AIM:
Set down the full listing exactly, character for character.

_ _ _

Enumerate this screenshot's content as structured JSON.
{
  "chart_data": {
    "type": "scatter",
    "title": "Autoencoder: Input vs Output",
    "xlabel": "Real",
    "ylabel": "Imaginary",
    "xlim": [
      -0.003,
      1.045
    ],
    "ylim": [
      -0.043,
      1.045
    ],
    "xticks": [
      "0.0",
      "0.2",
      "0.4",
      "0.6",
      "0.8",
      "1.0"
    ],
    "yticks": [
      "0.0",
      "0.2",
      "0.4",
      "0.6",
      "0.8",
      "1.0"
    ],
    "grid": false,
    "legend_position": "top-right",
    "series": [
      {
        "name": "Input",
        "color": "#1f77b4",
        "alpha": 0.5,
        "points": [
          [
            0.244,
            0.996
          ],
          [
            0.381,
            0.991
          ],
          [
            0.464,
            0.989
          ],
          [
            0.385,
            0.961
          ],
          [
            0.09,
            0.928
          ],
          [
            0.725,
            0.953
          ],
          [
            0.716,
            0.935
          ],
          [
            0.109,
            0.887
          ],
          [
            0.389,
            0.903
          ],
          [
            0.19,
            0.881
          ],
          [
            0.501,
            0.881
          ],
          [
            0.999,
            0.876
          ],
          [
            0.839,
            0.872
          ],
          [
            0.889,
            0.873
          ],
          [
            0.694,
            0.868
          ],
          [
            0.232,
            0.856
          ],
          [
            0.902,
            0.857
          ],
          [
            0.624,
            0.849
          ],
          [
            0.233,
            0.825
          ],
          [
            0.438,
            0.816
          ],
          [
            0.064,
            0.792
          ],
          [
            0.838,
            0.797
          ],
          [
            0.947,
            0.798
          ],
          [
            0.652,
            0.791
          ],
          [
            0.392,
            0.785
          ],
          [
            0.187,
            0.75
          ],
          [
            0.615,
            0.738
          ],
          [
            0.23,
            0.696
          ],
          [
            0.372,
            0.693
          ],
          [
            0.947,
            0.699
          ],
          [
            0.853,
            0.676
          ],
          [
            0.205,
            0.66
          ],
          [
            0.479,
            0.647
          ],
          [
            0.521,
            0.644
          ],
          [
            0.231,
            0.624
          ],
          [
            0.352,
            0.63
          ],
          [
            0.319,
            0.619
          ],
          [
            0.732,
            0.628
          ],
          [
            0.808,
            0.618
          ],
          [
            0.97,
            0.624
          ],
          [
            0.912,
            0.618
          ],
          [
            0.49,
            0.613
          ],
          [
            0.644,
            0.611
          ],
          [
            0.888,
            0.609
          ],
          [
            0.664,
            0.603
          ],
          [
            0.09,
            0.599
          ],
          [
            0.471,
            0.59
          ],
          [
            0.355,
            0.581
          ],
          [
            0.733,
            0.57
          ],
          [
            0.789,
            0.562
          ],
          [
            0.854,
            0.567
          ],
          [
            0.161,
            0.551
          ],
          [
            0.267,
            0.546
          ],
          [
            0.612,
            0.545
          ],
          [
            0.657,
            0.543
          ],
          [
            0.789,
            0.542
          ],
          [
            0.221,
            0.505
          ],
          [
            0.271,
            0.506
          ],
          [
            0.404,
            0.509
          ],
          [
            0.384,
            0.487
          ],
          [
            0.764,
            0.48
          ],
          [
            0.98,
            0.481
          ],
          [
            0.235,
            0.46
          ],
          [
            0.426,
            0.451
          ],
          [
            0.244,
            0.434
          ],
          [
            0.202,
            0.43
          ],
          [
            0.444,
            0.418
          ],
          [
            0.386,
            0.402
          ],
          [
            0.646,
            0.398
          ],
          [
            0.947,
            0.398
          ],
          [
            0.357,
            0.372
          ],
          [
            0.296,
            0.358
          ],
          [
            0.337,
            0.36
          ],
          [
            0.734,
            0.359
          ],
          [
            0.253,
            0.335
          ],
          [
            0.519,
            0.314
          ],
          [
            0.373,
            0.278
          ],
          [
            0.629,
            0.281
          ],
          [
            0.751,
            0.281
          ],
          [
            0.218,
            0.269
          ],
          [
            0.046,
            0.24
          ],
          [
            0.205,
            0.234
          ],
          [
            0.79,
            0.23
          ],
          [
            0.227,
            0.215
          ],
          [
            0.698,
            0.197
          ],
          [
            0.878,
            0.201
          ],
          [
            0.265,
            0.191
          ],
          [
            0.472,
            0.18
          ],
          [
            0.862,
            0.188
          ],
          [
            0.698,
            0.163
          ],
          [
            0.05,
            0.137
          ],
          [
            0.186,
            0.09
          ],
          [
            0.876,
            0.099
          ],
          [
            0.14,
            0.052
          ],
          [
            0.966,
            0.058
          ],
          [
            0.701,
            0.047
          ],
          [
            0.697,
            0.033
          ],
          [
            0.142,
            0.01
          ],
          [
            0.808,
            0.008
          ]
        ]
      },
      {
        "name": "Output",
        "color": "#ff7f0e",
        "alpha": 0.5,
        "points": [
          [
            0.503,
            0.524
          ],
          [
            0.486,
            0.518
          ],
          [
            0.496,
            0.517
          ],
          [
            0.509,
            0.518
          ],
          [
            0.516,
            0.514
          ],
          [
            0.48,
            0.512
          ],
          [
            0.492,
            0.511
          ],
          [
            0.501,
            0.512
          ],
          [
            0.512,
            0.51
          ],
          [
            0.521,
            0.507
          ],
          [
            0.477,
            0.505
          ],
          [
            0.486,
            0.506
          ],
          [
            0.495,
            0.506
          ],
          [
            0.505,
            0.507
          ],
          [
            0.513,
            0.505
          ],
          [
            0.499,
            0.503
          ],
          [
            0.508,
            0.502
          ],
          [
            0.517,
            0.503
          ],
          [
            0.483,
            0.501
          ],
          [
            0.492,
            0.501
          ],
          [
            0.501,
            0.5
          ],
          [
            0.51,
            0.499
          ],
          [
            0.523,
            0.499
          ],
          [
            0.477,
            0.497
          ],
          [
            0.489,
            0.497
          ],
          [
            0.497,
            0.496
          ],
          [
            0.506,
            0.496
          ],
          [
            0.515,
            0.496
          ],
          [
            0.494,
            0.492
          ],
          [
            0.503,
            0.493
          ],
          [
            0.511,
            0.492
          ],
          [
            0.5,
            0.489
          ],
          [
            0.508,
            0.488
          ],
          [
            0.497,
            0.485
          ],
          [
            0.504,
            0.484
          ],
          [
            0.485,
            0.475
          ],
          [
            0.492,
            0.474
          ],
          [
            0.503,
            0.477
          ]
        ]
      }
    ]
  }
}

_ _ _

EXPECTED ANSWER:
Enumerate this screenshot's content as structured JSON.
{
  "chart_data": {
    "type": "scatter",
    "title": "Autoencoder: Input vs Output",
    "xlabel": "Real",
    "ylabel": "Imaginary",
    "xlim": [
      -0.003,
      1.045
    ],
    "ylim": [
      -0.043,
      1.045
    ],
    "xticks": [
      "0.0",
      "0.2",
      "0.4",
      "0.6",
      "0.8",
      "1.0"
    ],
    "yticks": [
      "0.0",
      "0.2",
      "0.4",
      "0.6",
      "0.8",
      "1.0"
    ],
    "grid": false,
    "legend_position": "top-right",
    "series": [
      {
        "name": "Input",
        "color": "#1f77b4",
        "alpha": 0.5,
        "points": [
          [
            0.244,
            0.996
          ],
          [
            0.381,
            0.991
          ],
          [
            0.464,
            0.989
          ],
          [
            0.385,
            0.961
          ],
          [
            0.09,
            0.928
          ],
          [
            0.725,
            0.953
          ],
          [
            0.716,
            0.935
          ],
          [
            0.109,
            0.887
          ],
          [
            0.389,
            0.903
          ],
          [
            0.19,
            0.881
          ],
          [
            0.501,
            0.881
          ],
          [
            0.999,
            0.876
          ],
          [
            0.839,
            0.872
          ],
          [
            0.889,
            0.873
          ],
          [
            0.694,
            0.868
          ],
          [
            0.232,
            0.856
          ],
          [
            0.902,
            0.857
          ],
          [
            0.624,
            0.849
          ],
          [
            0.233,
            0.825
          ],
          [
            0.438,
            0.816
          ],
          [
            0.064,
            0.792
          ],
          [
            0.838,
            0.797
          ],
          [
            0.947,
            0.798
          ],
          [
            0.652,
            0.791
          ],
          [
            0.392,
            0.785
          ],
          [
            0.187,
            0.75
          ],
          [
            0.615,
            0.738
          ],
          [
            0.23,
            0.696
          ],
          [
            0.372,
            0.693
          ],
          [
            0.947,
            0.699
          ],
          [
            0.853,
            0.676
          ],
          [
            0.205,
            0.66
          ],
          [
            0.479,
            0.647
          ],
          [
            0.521,
            0.644
          ],
          [
            0.231,
            0.624
          ],
          [
            0.352,
            0.63
          ],
          [
            0.319,
            0.619
          ],
          [
            0.732,
            0.628
          ],
          [
            0.808,
            0.618
          ],
          [
            0.97,
            0.624
          ],
          [
            0.912,
            0.618
          ],
          [
            0.49,
            0.613
          ],
          [
            0.644,
            0.611
          ],
          [
            0.888,
            0.609
          ],
          [
            0.664,
            0.603
          ],
          [
            0.09,
            0.599
          ],
          [
            0.471,
            0.59
          ],
          [
            0.355,
            0.581
          ],
          [
            0.733,
            0.57
          ],
          [
            0.789,
            0.562
          ],
          [
            0.854,
            0.567
          ],
          [
            0.161,
            0.551
          ],
          [
            0.267,
            0.546
          ],
          [
            0.612,
            0.545
          ],
          [
            0.657,
            0.543
          ],
          [
            0.789,
            0.542
          ],
          [
            0.221,
            0.505
          ],
          [
            0.271,
            0.506
          ],
          [
            0.404,
            0.509
          ],
          [
            0.384,
            0.487
          ],
          [
            0.764,
            0.48
          ],
          [
            0.98,
            0.481
          ],
          [
            0.235,
            0.46
          ],
          [
            0.426,
            0.451
          ],
          [
            0.244,
            0.434
          ],
          [
            0.202,
            0.43
          ],
          [
            0.444,
            0.418
          ],
          [
            0.386,
            0.402
          ],
          [
            0.646,
            0.398
          ],
          [
            0.947,
            0.398
          ],
          [
            0.357,
            0.372
          ],
          [
            0.296,
            0.358
          ],
          [
            0.337,
            0.36
          ],
          [
            0.734,
            0.359
          ],
          [
            0.253,
            0.335
          ],
          [
            0.519,
            0.314
          ],
          [
            0.373,
            0.278
          ],
          [
            0.629,
            0.281
          ],
          [
            0.751,
            0.281
          ],
          [
            0.218,
            0.269
          ],
          [
            0.046,
            0.24
          ],
          [
            0.205,
            0.234
          ],
          [
            0.79,
            0.23
          ],
          [
            0.227,
            0.215
          ],
          [
            0.698,
            0.197
          ],
          [
            0.878,
            0.201
          ],
          [
            0.265,
            0.191
          ],
          [
            0.472,
            0.18
          ],
          [
            0.862,
            0.188
          ],
          [
            0.698,
            0.163
          ],
          [
            0.05,
            0.137
          ],
          [
            0.186,
            0.09
          ],
          [
            0.876,
            0.099
          ],
          [
            0.14,
            0.052
          ],
          [
            0.966,
            0.058
          ],
          [
            0.701,
            0.047
          ],
          [
            0.697,
            0.033
          ],
          [
            0.142,
            0.01
          ],
          [
            0.808,
            0.008
          ]
        ]
      },
      {
        "name": "Output",
        "color": "#ff7f0e",
        "alpha": 0.5,
        "points": [
          [
            0.503,
            0.524
          ],
          [
            0.486,
            0.518
          ],
          [
            0.496,
            0.517
          ],
          [
            0.509,
            0.518
          ],
          [
            0.516,
            0.514
          ],
          [
            0.48,
            0.512
          ],
          [
            0.492,
            0.511
          ],
          [
            0.501,
            0.512
          ],
          [
            0.512,
            0.51
          ],
          [
            0.521,
            0.507
          ],
          [
            0.477,
            0.505
          ],
          [
            0.486,
            0.506
          ],
          [
            0.495,
            0.506
          ],
          [
            0.505,
            0.507
          ],
          [
            0.513,
            0.505
          ],
          [
            0.499,
            0.503
          ],
          [
            0.508,
            0.502
          ],
          [
            0.517,
            0.503
          ],
          [
            0.483,
            0.501
          ],
          [
            0.492,
            0.501
          ],
          [
            0.501,
            0.5
          ],
          [
            0.51,
            0.499
          ],
          [
            0.523,
            0.499
          ],
          [
            0.477,
            0.497
          ],
          [
            0.489,
            0.497
          ],
          [
            0.497,
            0.496
          ],
          [
            0.506,
            0.496
          ],
          [
            0.515,
            0.496
          ],
          [
            0.494,
            0.492
          ],
          [
            0.503,
            0.493
          ],
          [
            0.511,
            0.492
          ],
          [
            0.5,
            0.489
          ],
          [
            0.508,
            0.488
          ],
          [
            0.497,
            0.485
          ],
          [
            0.504,
            0.484
          ],
          [
            0.485,
            0.475
          ],
          [
            0.492,
            0.474
          ],
          [
            0.503,
            0.477
          ]
        ]
      }
    ]
  }
}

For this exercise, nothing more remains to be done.